CHALLENGE:
Print the data exactly as it is given, please.

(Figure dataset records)

____

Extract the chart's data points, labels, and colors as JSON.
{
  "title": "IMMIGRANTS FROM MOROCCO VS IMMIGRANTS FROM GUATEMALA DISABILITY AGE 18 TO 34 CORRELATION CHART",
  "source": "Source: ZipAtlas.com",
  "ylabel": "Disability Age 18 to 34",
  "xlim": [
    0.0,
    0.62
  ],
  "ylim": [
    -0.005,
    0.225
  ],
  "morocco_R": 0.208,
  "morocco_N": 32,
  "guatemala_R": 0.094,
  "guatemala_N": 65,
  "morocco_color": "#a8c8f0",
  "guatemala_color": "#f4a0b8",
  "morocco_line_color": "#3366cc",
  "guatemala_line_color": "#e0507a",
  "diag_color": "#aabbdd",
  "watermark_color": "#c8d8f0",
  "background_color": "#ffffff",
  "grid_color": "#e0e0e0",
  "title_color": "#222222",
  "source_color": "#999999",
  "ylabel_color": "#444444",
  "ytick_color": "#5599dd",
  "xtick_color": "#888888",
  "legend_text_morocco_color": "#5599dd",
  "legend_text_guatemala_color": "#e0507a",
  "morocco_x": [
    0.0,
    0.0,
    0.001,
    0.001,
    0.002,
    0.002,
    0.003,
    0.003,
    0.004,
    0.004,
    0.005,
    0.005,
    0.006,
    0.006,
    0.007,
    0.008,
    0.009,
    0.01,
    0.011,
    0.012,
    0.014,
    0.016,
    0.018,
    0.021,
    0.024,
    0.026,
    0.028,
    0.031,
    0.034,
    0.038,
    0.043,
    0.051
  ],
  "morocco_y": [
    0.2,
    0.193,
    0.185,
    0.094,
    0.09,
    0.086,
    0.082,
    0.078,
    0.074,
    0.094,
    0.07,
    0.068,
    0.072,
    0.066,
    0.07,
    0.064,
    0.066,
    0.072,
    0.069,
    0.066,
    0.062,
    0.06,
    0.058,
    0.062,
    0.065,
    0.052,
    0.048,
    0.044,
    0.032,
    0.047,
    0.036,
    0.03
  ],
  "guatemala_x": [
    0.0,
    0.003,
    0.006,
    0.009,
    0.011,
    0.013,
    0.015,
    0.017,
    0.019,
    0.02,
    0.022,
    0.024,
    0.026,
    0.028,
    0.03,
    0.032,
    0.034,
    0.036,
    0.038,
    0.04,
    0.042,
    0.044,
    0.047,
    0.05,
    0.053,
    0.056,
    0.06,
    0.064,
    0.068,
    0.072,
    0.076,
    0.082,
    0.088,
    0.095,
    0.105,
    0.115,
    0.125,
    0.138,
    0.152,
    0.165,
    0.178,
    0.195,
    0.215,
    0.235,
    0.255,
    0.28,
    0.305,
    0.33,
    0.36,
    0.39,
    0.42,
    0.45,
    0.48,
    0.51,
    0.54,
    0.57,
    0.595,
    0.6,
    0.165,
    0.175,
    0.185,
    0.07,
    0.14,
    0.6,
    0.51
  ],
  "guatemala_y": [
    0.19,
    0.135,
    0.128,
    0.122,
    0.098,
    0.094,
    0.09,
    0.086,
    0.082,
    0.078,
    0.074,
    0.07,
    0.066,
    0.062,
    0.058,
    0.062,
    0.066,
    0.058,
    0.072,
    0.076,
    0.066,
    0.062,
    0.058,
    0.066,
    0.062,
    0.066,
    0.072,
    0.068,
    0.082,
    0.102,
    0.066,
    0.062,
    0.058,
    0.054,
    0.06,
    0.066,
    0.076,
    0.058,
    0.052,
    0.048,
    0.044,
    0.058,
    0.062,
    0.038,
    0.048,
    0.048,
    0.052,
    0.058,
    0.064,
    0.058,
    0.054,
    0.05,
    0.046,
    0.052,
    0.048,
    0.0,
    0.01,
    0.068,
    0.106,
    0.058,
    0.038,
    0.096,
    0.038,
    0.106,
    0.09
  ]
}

____

RIGHT ANSWER:
Extract the chart's data points, labels, and colors as JSON.
{
  "title": "IMMIGRANTS FROM MOROCCO VS IMMIGRANTS FROM GUATEMALA DISABILITY AGE 18 TO 34 CORRELATION CHART",
  "source": "Source: ZipAtlas.com",
  "ylabel": "Disability Age 18 to 34",
  "xlim": [
    0.0,
    0.62
  ],
  "ylim": [
    -0.005,
    0.225
  ],
  "morocco_R": 0.208,
  "morocco_N": 32,
  "guatemala_R": 0.094,
  "guatemala_N": 65,
  "morocco_color": "#a8c8f0",
  "guatemala_color": "#f4a0b8",
  "morocco_line_color": "#3366cc",
  "guatemala_line_color": "#e0507a",
  "diag_color": "#aabbdd",
  "watermark_color": "#c8d8f0",
  "background_color": "#ffffff",
  "grid_color": "#e0e0e0",
  "title_color": "#222222",
  "source_color": "#999999",
  "ylabel_color": "#444444",
  "ytick_color": "#5599dd",
  "xtick_color": "#888888",
  "legend_text_morocco_color": "#5599dd",
  "legend_text_guatemala_color": "#e0507a",
  "morocco_x": [
    0.0,
    0.0,
    0.001,
    0.001,
    0.002,
    0.002,
    0.003,
    0.003,
    0.004,
    0.004,
    0.005,
    0.005,
    0.006,
    0.006,
    0.007,
    0.008,
    0.009,
    0.01,
    0.011,
    0.012,
    0.014,
    0.016,
    0.018,
    0.021,
    0.024,
    0.026,
    0.028,
    0.031,
    0.034,
    0.038,
    0.043,
    0.051
  ],
  "morocco_y": [
    0.2,
    0.193,
    0.185,
    0.094,
    0.09,
    0.086,
    0.082,
    0.078,
    0.074,
    0.094,
    0.07,
    0.068,
    0.072,
    0.066,
    0.07,
    0.064,
    0.066,
    0.072,
    0.069,
    0.066,
    0.062,
    0.06,
    0.058,
    0.062,
    0.065,
    0.052,
    0.048,
    0.044,
    0.032,
    0.047,
    0.036,
    0.03
  ],
  "guatemala_x": [
    0.0,
    0.003,
    0.006,
    0.009,
    0.011,
    0.013,
    0.015,
    0.017,
    0.019,
    0.02,
    0.022,
    0.024,
    0.026,
    0.028,
    0.03,
    0.032,
    0.034,
    0.036,
    0.038,
    0.04,
    0.042,
    0.044,
    0.047,
    0.05,
    0.053,
    0.056,
    0.06,
    0.064,
    0.068,
    0.072,
    0.076,
    0.082,
    0.088,
    0.095,
    0.105,
    0.115,
    0.125,
    0.138,
    0.152,
    0.165,
    0.178,
    0.195,
    0.215,
    0.235,
    0.255,
    0.28,
    0.305,
    0.33,
    0.36,
    0.39,
    0.42,
    0.45,
    0.48,
    0.51,
    0.54,
    0.57,
    0.595,
    0.6,
    0.165,
    0.175,
    0.185,
    0.07,
    0.14,
    0.6,
    0.51
  ],
  "guatemala_y": [
    0.19,
    0.135,
    0.128,
    0.122,
    0.098,
    0.094,
    0.09,
    0.086,
    0.082,
    0.078,
    0.074,
    0.07,
    0.066,
    0.062,
    0.058,
    0.062,
    0.066,
    0.058,
    0.072,
    0.076,
    0.066,
    0.062,
    0.058,
    0.066,
    0.062,
    0.066,
    0.072,
    0.068,
    0.082,
    0.102,
    0.066,
    0.062,
    0.058,
    0.054,
    0.06,
    0.066,
    0.076,
    0.058,
    0.052,
    0.048,
    0.044,
    0.058,
    0.062,
    0.038,
    0.048,
    0.048,
    0.052,
    0.058,
    0.064,
    0.058,
    0.054,
    0.05,
    0.046,
    0.052,
    0.048,
    0.0,
    0.01,
    0.068,
    0.106,
    0.058,
    0.038,
    0.096,
    0.038,
    0.106,
    0.09
  ]
}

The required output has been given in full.